## Supplied data

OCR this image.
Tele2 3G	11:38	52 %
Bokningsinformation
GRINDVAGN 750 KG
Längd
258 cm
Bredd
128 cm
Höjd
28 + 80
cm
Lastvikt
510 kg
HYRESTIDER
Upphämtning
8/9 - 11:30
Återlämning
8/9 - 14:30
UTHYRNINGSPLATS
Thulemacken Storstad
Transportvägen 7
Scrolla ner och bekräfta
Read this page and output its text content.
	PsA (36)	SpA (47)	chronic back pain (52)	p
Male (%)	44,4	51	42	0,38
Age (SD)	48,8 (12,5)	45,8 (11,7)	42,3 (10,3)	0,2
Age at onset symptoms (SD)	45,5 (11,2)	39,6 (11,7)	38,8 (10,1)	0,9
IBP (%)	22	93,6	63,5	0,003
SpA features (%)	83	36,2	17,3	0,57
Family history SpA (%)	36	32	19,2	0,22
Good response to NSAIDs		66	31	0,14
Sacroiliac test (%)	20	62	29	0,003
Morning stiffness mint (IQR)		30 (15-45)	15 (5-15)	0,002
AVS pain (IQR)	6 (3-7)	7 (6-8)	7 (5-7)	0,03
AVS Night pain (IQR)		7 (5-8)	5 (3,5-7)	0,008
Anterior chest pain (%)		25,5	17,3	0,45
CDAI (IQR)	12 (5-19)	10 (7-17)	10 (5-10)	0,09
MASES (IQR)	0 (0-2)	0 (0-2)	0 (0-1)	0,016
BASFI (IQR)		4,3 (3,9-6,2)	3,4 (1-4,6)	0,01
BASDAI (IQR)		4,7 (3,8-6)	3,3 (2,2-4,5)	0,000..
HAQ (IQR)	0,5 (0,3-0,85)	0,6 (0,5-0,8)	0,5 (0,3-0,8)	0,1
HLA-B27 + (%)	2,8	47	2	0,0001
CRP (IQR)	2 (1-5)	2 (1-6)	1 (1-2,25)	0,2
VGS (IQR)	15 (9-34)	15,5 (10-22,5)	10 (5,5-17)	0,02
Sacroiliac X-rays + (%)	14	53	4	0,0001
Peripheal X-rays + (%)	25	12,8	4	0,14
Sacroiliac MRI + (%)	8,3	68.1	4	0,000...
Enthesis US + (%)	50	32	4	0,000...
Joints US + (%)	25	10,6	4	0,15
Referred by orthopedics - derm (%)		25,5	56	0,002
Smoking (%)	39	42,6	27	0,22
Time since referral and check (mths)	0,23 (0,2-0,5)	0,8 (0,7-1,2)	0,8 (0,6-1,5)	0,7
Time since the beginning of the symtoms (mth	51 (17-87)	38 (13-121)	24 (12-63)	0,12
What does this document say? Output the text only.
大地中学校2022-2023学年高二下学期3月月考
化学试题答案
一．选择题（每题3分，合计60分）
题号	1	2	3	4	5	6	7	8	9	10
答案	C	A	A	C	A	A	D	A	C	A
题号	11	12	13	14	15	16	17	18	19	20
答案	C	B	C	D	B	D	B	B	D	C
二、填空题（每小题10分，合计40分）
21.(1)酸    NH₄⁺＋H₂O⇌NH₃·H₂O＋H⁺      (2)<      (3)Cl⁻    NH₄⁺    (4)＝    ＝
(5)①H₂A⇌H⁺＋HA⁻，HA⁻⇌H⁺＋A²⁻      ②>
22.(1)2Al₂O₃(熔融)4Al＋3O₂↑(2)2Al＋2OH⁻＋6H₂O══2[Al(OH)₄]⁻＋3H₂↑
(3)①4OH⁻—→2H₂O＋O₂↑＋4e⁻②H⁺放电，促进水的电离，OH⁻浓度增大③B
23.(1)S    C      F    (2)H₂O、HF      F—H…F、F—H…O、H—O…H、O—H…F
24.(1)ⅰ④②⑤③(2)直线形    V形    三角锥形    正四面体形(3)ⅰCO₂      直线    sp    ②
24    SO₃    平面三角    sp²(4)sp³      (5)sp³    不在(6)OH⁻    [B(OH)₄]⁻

## What to work on
Determine the number of lines in the listing that contain the string "pain". Write that number and nothing else.

## Output below
4